Written request - What follows is a set of records, each of which is to be written out exactly.

Supplied data -
-- BEGIN --

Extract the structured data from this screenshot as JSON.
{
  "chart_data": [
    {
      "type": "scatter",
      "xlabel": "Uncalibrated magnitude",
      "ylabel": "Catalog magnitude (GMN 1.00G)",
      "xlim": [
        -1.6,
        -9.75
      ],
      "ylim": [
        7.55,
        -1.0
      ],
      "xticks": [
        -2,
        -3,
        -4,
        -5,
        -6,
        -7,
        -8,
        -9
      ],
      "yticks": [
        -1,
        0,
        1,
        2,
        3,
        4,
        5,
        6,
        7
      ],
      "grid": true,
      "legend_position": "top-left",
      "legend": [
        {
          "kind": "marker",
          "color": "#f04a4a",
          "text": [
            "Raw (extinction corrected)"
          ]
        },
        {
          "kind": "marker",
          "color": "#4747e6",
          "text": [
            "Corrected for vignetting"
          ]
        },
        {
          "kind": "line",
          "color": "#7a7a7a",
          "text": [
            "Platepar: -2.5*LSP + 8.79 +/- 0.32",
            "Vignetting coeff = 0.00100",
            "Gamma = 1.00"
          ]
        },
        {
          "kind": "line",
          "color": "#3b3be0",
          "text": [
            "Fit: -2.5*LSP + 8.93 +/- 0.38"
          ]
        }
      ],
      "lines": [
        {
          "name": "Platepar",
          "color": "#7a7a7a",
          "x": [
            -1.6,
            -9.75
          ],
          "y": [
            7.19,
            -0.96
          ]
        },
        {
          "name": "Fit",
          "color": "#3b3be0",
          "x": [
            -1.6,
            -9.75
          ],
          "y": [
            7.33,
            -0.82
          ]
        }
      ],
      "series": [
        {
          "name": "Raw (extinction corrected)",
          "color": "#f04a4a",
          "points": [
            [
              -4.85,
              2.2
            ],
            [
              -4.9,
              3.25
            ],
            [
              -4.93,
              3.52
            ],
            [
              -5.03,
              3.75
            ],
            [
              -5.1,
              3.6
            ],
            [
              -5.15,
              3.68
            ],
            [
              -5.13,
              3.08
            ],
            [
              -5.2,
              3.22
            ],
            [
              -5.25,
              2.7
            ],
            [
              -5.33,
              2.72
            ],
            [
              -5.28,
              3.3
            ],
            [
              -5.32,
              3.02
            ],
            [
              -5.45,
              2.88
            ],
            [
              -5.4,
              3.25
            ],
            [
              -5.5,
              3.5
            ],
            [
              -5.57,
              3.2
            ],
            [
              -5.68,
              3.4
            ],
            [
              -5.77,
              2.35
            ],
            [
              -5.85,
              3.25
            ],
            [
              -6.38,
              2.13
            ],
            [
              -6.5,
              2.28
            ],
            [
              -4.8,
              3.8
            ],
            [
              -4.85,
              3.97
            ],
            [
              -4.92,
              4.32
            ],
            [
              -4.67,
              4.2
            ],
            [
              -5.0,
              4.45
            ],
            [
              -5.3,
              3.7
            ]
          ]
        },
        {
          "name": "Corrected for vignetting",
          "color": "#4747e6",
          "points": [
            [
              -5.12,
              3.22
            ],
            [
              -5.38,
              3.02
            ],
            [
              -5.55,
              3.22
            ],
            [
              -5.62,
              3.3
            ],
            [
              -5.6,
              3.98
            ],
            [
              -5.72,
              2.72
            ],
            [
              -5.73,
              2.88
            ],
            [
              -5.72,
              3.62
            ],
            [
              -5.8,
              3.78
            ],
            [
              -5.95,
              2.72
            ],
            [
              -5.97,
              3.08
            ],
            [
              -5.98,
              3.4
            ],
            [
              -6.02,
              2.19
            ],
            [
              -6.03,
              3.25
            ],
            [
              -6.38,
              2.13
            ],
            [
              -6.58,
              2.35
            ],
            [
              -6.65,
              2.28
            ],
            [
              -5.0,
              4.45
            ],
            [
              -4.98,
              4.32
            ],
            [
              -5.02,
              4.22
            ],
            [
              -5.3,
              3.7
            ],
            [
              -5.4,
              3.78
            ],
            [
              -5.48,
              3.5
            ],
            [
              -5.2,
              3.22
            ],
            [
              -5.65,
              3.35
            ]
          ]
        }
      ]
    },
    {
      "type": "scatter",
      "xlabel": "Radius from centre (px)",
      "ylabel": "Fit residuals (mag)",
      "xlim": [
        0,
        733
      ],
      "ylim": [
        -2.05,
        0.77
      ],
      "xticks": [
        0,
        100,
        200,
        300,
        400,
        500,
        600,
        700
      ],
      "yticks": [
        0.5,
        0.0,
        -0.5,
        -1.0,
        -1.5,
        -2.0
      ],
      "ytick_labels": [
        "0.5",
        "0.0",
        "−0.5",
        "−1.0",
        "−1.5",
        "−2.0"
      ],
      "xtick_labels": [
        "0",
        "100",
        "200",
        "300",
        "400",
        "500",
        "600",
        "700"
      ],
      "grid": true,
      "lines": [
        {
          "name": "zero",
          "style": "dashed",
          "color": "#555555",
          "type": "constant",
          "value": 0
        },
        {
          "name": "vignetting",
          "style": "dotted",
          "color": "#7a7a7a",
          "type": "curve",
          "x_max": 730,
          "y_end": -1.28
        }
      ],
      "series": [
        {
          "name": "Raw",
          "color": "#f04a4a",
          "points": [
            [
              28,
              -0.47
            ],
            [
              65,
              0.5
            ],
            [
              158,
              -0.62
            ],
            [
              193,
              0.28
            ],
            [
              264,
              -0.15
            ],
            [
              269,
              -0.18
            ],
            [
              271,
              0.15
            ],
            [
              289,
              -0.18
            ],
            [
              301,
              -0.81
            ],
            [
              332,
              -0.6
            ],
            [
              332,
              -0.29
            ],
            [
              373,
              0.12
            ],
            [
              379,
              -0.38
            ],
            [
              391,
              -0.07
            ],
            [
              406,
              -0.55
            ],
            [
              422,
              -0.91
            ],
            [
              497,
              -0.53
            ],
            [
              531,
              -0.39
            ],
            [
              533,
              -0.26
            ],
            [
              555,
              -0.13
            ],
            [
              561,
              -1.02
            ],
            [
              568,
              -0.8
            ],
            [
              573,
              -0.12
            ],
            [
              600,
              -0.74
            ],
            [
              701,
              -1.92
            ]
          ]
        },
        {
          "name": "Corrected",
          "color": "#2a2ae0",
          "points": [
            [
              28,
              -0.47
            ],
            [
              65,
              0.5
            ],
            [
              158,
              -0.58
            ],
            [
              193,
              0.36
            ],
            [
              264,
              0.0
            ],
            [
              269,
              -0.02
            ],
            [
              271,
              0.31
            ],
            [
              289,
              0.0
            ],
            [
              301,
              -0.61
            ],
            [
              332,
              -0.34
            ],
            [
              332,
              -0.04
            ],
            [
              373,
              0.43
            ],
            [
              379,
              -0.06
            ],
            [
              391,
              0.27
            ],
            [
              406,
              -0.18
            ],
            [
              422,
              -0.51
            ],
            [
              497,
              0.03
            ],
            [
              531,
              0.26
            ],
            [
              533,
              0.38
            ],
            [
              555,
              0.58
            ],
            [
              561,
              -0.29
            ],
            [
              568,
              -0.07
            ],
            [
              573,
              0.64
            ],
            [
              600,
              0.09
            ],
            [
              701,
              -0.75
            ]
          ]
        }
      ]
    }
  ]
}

-- END --

Right answer -
Extract the structured data from this screenshot as JSON.
{
  "chart_data": [
    {
      "type": "scatter",
      "xlabel": "Uncalibrated magnitude",
      "ylabel": "Catalog magnitude (GMN 1.00G)",
      "xlim": [
        -1.6,
        -9.75
      ],
      "ylim": [
        7.55,
        -1.0
      ],
      "xticks": [
        -2,
        -3,
        -4,
        -5,
        -6,
        -7,
        -8,
        -9
      ],
      "yticks": [
        -1,
        0,
        1,
        2,
        3,
        4,
        5,
        6,
        7
      ],
      "grid": true,
      "legend_position": "top-left",
      "legend": [
        {
          "kind": "marker",
          "color": "#f04a4a",
          "text": [
            "Raw (extinction corrected)"
          ]
        },
        {
          "kind": "marker",
          "color": "#4747e6",
          "text": [
            "Corrected for vignetting"
          ]
        },
        {
          "kind": "line",
          "color": "#7a7a7a",
          "text": [
            "Platepar: -2.5*LSP + 8.79 +/- 0.32",
            "Vignetting coeff = 0.00100",
            "Gamma = 1.00"
          ]
        },
        {
          "kind": "line",
          "color": "#3b3be0",
          "text": [
            "Fit: -2.5*LSP + 8.93 +/- 0.38"
          ]
        }
      ],
      "lines": [
        {
          "name": "Platepar",
          "color": "#7a7a7a",
          "x": [
            -1.6,
            -9.75
          ],
          "y": [
            7.19,
            -0.96
          ]
        },
        {
          "name": "Fit",
          "color": "#3b3be0",
          "x": [
            -1.6,
            -9.75
          ],
          "y": [
            7.33,
            -0.82
          ]
        }
      ],
      "series": [
        {
          "name": "Raw (extinction corrected)",
          "color": "#f04a4a",
          "points": [
            [
              -4.85,
              2.2
            ],
            [
              -4.9,
              3.25
            ],
            [
              -4.93,
              3.52
            ],
            [
              -5.03,
              3.75
            ],
            [
              -5.1,
              3.6
            ],
            [
              -5.15,
              3.68
            ],
            [
              -5.13,
              3.08
            ],
            [
              -5.2,
              3.22
            ],
            [
              -5.25,
              2.7
            ],
            [
              -5.33,
              2.72
            ],
            [
              -5.28,
              3.3
            ],
            [
              -5.32,
              3.02
            ],
            [
              -5.45,
              2.88
            ],
            [
              -5.4,
              3.25
            ],
            [
              -5.5,
              3.5
            ],
            [
              -5.57,
              3.2
            ],
            [
              -5.68,
              3.4
            ],
            [
              -5.77,
              2.35
            ],
            [
              -5.85,
              3.25
            ],
            [
              -6.38,
              2.13
            ],
            [
              -6.5,
              2.28
            ],
            [
              -4.8,
              3.8
            ],
            [
              -4.85,
              3.97
            ],
            [
              -4.92,
              4.32
            ],
            [
              -4.67,
              4.2
            ],
            [
              -5.0,
              4.45
            ],
            [
              -5.3,
              3.7
            ]
          ]
        },
        {
          "name": "Corrected for vignetting",
          "color": "#4747e6",
          "points": [
            [
              -5.12,
              3.22
            ],
            [
              -5.38,
              3.02
            ],
            [
              -5.55,
              3.22
            ],
            [
              -5.62,
              3.3
            ],
            [
              -5.6,
              3.98
            ],
            [
              -5.72,
              2.72
            ],
            [
              -5.73,
              2.88
            ],
            [
              -5.72,
              3.62
            ],
            [
              -5.8,
              3.78
            ],
            [
              -5.95,
              2.72
            ],
            [
              -5.97,
              3.08
            ],
            [
              -5.98,
              3.4
            ],
            [
              -6.02,
              2.19
            ],
            [
              -6.03,
              3.25
            ],
            [
              -6.38,
              2.13
            ],
            [
              -6.58,
              2.35
            ],
            [
              -6.65,
              2.28
            ],
            [
              -5.0,
              4.45
            ],
            [
              -4.98,
              4.32
            ],
            [
              -5.02,
              4.22
            ],
            [
              -5.3,
              3.7
            ],
            [
              -5.4,
              3.78
            ],
            [
              -5.48,
              3.5
            ],
            [
              -5.2,
              3.22
            ],
            [
              -5.65,
              3.35
            ]
          ]
        }
      ]
    },
    {
      "type": "scatter",
      "xlabel": "Radius from centre (px)",
      "ylabel": "Fit residuals (mag)",
      "xlim": [
        0,
        733
      ],
      "ylim": [
        -2.05,
        0.77
      ],
      "xticks": [
        0,
        100,
        200,
        300,
        400,
        500,
        600,
        700
      ],
      "yticks": [
        0.5,
        0.0,
        -0.5,
        -1.0,
        -1.5,
        -2.0
      ],
      "ytick_labels": [
        "0.5",
        "0.0",
        "−0.5",
        "−1.0",
        "−1.5",
        "−2.0"
      ],
      "xtick_labels": [
        "0",
        "100",
        "200",
        "300",
        "400",
        "500",
        "600",
        "700"
      ],
      "grid": true,
      "lines": [
        {
          "name": "zero",
          "style": "dashed",
          "color": "#555555",
          "type": "constant",
          "value": 0
        },
        {
          "name": "vignetting",
          "style": "dotted",
          "color": "#7a7a7a",
          "type": "curve",
          "x_max": 730,
          "y_end": -1.28
        }
      ],
      "series": [
        {
          "name": "Raw",
          "color": "#f04a4a",
          "points": [
            [
              28,
              -0.47
            ],
            [
              65,
              0.5
            ],
            [
              158,
              -0.62
            ],
            [
              193,
              0.28
            ],
            [
              264,
              -0.15
            ],
            [
              269,
              -0.18
            ],
            [
              271,
              0.15
            ],
            [
              289,
              -0.18
            ],
            [
              301,
              -0.81
            ],
            [
              332,
              -0.6
            ],
            [
              332,
              -0.29
            ],
            [
              373,
              0.12
            ],
            [
              379,
              -0.38
            ],
            [
              391,
              -0.07
            ],
            [
              406,
              -0.55
            ],
            [
              422,
              -0.91
            ],
            [
              497,
              -0.53
            ],
            [
              531,
              -0.39
            ],
            [
              533,
              -0.26
            ],
            [
              555,
              -0.13
            ],
            [
              561,
              -1.02
            ],
            [
              568,
              -0.8
            ],
            [
              573,
              -0.12
            ],
            [
              600,
              -0.74
            ],
            [
              701,
              -1.92
            ]
          ]
        },
        {
          "name": "Corrected",
          "color": "#2a2ae0",
          "points": [
            [
              28,
              -0.47
            ],
            [
              65,
              0.5
            ],
            [
              158,
              -0.58
            ],
            [
              193,
              0.36
            ],
            [
              264,
              0.0
            ],
            [
              269,
              -0.02
            ],
            [
              271,
              0.31
            ],
            [
              289,
              0.0
            ],
            [
              301,
              -0.61
            ],
            [
              332,
              -0.34
            ],
            [
              332,
              -0.04
            ],
            [
              373,
              0.43
            ],
            [
              379,
              -0.06
            ],
            [
              391,
              0.27
            ],
            [
              406,
              -0.18
            ],
            [
              422,
              -0.51
            ],
            [
              497,
              0.03
            ],
            [
              531,
              0.26
            ],
            [
              533,
              0.38
            ],
            [
              555,
              0.58
            ],
            [
              561,
              -0.29
            ],
            [
              568,
              -0.07
            ],
            [
              573,
              0.64
            ],
            [
              600,
              0.09
            ],
            [
              701,
              -0.75
            ]
          ]
        }
      ]
    }
  ]
}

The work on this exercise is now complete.